* _DATA SECTION_:
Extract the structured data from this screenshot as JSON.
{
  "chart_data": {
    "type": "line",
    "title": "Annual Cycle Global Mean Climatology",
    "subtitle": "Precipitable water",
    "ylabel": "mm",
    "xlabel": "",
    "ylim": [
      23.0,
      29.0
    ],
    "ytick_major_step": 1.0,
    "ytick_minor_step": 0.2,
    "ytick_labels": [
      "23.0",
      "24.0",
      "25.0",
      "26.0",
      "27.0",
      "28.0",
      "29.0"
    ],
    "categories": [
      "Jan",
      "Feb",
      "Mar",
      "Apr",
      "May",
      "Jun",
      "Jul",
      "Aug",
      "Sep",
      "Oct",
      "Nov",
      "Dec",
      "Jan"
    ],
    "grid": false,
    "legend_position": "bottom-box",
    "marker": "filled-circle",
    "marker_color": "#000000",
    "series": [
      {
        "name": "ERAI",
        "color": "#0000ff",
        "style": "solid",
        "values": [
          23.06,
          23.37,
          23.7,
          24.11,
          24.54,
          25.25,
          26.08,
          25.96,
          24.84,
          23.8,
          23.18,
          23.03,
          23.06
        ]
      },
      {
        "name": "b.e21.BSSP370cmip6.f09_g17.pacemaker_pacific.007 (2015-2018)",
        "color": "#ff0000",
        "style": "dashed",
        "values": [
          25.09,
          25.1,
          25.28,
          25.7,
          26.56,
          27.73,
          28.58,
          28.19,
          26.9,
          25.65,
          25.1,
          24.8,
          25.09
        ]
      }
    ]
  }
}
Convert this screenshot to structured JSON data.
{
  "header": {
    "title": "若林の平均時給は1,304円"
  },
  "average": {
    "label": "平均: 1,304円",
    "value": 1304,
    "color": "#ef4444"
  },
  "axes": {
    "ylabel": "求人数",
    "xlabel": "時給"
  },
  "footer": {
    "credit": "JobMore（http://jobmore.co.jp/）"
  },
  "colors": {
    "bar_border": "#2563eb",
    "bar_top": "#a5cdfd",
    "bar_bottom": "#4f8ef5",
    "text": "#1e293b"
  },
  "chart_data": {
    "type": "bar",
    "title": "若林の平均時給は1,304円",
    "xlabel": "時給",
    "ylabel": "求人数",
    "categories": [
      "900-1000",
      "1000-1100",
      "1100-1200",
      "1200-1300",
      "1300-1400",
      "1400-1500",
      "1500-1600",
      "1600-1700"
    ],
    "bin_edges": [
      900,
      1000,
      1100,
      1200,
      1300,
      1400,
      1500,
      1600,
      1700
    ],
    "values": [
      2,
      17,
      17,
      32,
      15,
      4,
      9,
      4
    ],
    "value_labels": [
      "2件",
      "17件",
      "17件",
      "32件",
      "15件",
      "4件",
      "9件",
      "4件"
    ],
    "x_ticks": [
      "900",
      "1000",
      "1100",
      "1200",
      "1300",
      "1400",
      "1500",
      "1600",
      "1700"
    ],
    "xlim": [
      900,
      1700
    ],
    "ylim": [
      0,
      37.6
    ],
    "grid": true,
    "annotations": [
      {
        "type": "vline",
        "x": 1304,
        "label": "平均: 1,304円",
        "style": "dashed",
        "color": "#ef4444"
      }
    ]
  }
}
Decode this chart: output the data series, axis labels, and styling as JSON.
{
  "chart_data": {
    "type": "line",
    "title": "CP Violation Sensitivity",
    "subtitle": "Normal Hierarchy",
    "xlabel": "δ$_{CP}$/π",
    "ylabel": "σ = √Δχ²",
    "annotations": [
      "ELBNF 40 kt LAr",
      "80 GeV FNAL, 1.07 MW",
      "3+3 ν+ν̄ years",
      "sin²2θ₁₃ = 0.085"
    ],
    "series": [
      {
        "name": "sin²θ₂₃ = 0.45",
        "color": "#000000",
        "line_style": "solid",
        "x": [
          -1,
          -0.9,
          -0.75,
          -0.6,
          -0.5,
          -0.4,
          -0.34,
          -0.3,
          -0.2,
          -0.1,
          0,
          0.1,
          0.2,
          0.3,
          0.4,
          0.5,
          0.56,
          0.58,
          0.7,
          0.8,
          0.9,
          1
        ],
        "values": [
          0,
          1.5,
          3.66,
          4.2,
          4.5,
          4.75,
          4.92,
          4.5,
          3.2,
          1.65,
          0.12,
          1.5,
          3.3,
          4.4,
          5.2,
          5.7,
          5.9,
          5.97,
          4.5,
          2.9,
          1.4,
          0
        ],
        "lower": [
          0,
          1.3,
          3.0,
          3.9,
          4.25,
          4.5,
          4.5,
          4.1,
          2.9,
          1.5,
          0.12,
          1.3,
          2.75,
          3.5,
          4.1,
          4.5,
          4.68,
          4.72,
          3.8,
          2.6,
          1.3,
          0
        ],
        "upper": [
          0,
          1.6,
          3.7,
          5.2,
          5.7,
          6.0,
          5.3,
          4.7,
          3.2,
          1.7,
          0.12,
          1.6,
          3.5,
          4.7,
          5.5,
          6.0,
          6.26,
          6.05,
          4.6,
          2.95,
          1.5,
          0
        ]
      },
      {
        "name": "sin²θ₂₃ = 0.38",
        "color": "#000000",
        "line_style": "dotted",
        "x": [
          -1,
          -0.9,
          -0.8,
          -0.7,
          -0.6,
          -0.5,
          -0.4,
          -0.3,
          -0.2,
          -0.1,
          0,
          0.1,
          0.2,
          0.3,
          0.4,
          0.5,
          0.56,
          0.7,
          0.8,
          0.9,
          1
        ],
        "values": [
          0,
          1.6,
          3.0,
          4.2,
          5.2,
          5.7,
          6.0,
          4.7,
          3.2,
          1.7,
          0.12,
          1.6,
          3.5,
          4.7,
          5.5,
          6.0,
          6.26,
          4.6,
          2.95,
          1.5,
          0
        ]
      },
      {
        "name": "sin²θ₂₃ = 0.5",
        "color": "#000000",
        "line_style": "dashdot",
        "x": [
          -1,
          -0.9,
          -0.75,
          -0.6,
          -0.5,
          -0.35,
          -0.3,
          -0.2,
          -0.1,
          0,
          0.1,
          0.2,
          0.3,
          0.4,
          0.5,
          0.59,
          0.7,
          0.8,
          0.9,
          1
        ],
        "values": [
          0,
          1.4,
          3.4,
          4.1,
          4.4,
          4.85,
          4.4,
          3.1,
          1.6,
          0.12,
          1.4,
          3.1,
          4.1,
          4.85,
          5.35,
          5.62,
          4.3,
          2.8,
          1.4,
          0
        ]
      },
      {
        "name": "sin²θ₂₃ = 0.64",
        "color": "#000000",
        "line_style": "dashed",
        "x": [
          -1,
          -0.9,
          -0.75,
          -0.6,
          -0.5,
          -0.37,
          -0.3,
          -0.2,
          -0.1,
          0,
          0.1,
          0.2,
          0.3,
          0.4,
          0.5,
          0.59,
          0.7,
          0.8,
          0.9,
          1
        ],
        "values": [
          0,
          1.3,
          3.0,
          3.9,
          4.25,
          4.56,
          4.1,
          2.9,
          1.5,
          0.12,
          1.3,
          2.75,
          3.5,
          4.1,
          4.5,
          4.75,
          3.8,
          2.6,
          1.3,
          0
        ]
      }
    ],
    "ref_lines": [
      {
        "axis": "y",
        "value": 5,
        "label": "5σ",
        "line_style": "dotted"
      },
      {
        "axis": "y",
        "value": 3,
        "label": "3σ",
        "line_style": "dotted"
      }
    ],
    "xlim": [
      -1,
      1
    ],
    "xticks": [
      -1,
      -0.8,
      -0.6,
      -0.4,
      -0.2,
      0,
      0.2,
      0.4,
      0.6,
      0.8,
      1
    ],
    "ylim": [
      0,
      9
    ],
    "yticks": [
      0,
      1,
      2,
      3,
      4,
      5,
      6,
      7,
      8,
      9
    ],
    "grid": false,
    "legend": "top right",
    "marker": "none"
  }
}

* _STATED GOAL_:
Reproduce the material precisely, including every line.

* _THE RESPONSE_:
Extract the structured data from this screenshot as JSON.
{
  "chart_data": {
    "type": "line",
    "title": "Annual Cycle Global Mean Climatology",
    "subtitle": "Precipitable water",
    "ylabel": "mm",
    "xlabel": "",
    "ylim": [
      23.0,
      29.0
    ],
    "ytick_major_step": 1.0,
    "ytick_minor_step": 0.2,
    "ytick_labels": [
      "23.0",
      "24.0",
      "25.0",
      "26.0",
      "27.0",
      "28.0",
      "29.0"
    ],
    "categories": [
      "Jan",
      "Feb",
      "Mar",
      "Apr",
      "May",
      "Jun",
      "Jul",
      "Aug",
      "Sep",
      "Oct",
      "Nov",
      "Dec",
      "Jan"
    ],
    "grid": false,
    "legend_position": "bottom-box",
    "marker": "filled-circle",
    "marker_color": "#000000",
    "series": [
      {
        "name": "ERAI",
        "color": "#0000ff",
        "style": "solid",
        "values": [
          23.06,
          23.37,
          23.7,
          24.11,
          24.54,
          25.25,
          26.08,
          25.96,
          24.84,
          23.8,
          23.18,
          23.03,
          23.06
        ]
      },
      {
        "name": "b.e21.BSSP370cmip6.f09_g17.pacemaker_pacific.007 (2015-2018)",
        "color": "#ff0000",
        "style": "dashed",
        "values": [
          25.09,
          25.1,
          25.28,
          25.7,
          26.56,
          27.73,
          28.58,
          28.19,
          26.9,
          25.65,
          25.1,
          24.8,
          25.09
        ]
      }
    ]
  }
}
Convert this screenshot to structured JSON data.
{
  "header": {
    "title": "若林の平均時給は1,304円"
  },
  "average": {
    "label": "平均: 1,304円",
    "value": 1304,
    "color": "#ef4444"
  },
  "axes": {
    "ylabel": "求人数",
    "xlabel": "時給"
  },
  "footer": {
    "credit": "JobMore（http://jobmore.co.jp/）"
  },
  "colors": {
    "bar_border": "#2563eb",
    "bar_top": "#a5cdfd",
    "bar_bottom": "#4f8ef5",
    "text": "#1e293b"
  },
  "chart_data": {
    "type": "bar",
    "title": "若林の平均時給は1,304円",
    "xlabel": "時給",
    "ylabel": "求人数",
    "categories": [
      "900-1000",
      "1000-1100",
      "1100-1200",
      "1200-1300",
      "1300-1400",
      "1400-1500",
      "1500-1600",
      "1600-1700"
    ],
    "bin_edges": [
      900,
      1000,
      1100,
      1200,
      1300,
      1400,
      1500,
      1600,
      1700
    ],
    "values": [
      2,
      17,
      17,
      32,
      15,
      4,
      9,
      4
    ],
    "value_labels": [
      "2件",
      "17件",
      "17件",
      "32件",
      "15件",
      "4件",
      "9件",
      "4件"
    ],
    "x_ticks": [
      "900",
      "1000",
      "1100",
      "1200",
      "1300",
      "1400",
      "1500",
      "1600",
      "1700"
    ],
    "xlim": [
      900,
      1700
    ],
    "ylim": [
      0,
      37.6
    ],
    "grid": true,
    "annotations": [
      {
        "type": "vline",
        "x": 1304,
        "label": "平均: 1,304円",
        "style": "dashed",
        "color": "#ef4444"
      }
    ]
  }
}
Decode this chart: output the data series, axis labels, and styling as JSON.
{
  "chart_data": {
    "type": "line",
    "title": "CP Violation Sensitivity",
    "subtitle": "Normal Hierarchy",
    "xlabel": "δ$_{CP}$/π",
    "ylabel": "σ = √Δχ²",
    "annotations": [
      "ELBNF 40 kt LAr",
      "80 GeV FNAL, 1.07 MW",
      "3+3 ν+ν̄ years",
      "sin²2θ₁₃ = 0.085"
    ],
    "series": [
      {
        "name": "sin²θ₂₃ = 0.45",
        "color": "#000000",
        "line_style": "solid",
        "x": [
          -1,
          -0.9,
          -0.75,
          -0.6,
          -0.5,
          -0.4,
          -0.34,
          -0.3,
          -0.2,
          -0.1,
          0,
          0.1,
          0.2,
          0.3,
          0.4,
          0.5,
          0.56,
          0.58,
          0.7,
          0.8,
          0.9,
          1
        ],
        "values": [
          0,
          1.5,
          3.66,
          4.2,
          4.5,
          4.75,
          4.92,
          4.5,
          3.2,
          1.65,
          0.12,
          1.5,
          3.3,
          4.4,
          5.2,
          5.7,
          5.9,
          5.97,
          4.5,
          2.9,
          1.4,
          0
        ],
        "lower": [
          0,
          1.3,
          3.0,
          3.9,
          4.25,
          4.5,
          4.5,
          4.1,
          2.9,
          1.5,
          0.12,
          1.3,
          2.75,
          3.5,
          4.1,
          4.5,
          4.68,
          4.72,
          3.8,
          2.6,
          1.3,
          0
        ],
        "upper": [
          0,
          1.6,
          3.7,
          5.2,
          5.7,
          6.0,
          5.3,
          4.7,
          3.2,
          1.7,
          0.12,
          1.6,
          3.5,
          4.7,
          5.5,
          6.0,
          6.26,
          6.05,
          4.6,
          2.95,
          1.5,
          0
        ]
      },
      {
        "name": "sin²θ₂₃ = 0.38",
        "color": "#000000",
        "line_style": "dotted",
        "x": [
          -1,
          -0.9,
          -0.8,
          -0.7,
          -0.6,
          -0.5,
          -0.4,
          -0.3,
          -0.2,
          -0.1,
          0,
          0.1,
          0.2,
          0.3,
          0.4,
          0.5,
          0.56,
          0.7,
          0.8,
          0.9,
          1
        ],
        "values": [
          0,
          1.6,
          3.0,
          4.2,
          5.2,
          5.7,
          6.0,
          4.7,
          3.2,
          1.7,
          0.12,
          1.6,
          3.5,
          4.7,
          5.5,
          6.0,
          6.26,
          4.6,
          2.95,
          1.5,
          0
        ]
      },
      {
        "name": "sin²θ₂₃ = 0.5",
        "color": "#000000",
        "line_style": "dashdot",
        "x": [
          -1,
          -0.9,
          -0.75,
          -0.6,
          -0.5,
          -0.35,
          -0.3,
          -0.2,
          -0.1,
          0,
          0.1,
          0.2,
          0.3,
          0.4,
          0.5,
          0.59,
          0.7,
          0.8,
          0.9,
          1
        ],
        "values": [
          0,
          1.4,
          3.4,
          4.1,
          4.4,
          4.85,
          4.4,
          3.1,
          1.6,
          0.12,
          1.4,
          3.1,
          4.1,
          4.85,
          5.35,
          5.62,
          4.3,
          2.8,
          1.4,
          0
        ]
      },
      {
        "name": "sin²θ₂₃ = 0.64",
        "color": "#000000",
        "line_style": "dashed",
        "x": [
          -1,
          -0.9,
          -0.75,
          -0.6,
          -0.5,
          -0.37,
          -0.3,
          -0.2,
          -0.1,
          0,
          0.1,
          0.2,
          0.3,
          0.4,
          0.5,
          0.59,
          0.7,
          0.8,
          0.9,
          1
        ],
        "values": [
          0,
          1.3,
          3.0,
          3.9,
          4.25,
          4.56,
          4.1,
          2.9,
          1.5,
          0.12,
          1.3,
          2.75,
          3.5,
          4.1,
          4.5,
          4.75,
          3.8,
          2.6,
          1.3,
          0
        ]
      }
    ],
    "ref_lines": [
      {
        "axis": "y",
        "value": 5,
        "label": "5σ",
        "line_style": "dotted"
      },
      {
        "axis": "y",
        "value": 3,
        "label": "3σ",
        "line_style": "dotted"
      }
    ],
    "xlim": [
      -1,
      1
    ],
    "xticks": [
      -1,
      -0.8,
      -0.6,
      -0.4,
      -0.2,
      0,
      0.2,
      0.4,
      0.6,
      0.8,
      1
    ],
    "ylim": [
      0,
      9
    ],
    "yticks": [
      0,
      1,
      2,
      3,
      4,
      5,
      6,
      7,
      8,
      9
    ],
    "grid": false,
    "legend": "top right",
    "marker": "none"
  }
}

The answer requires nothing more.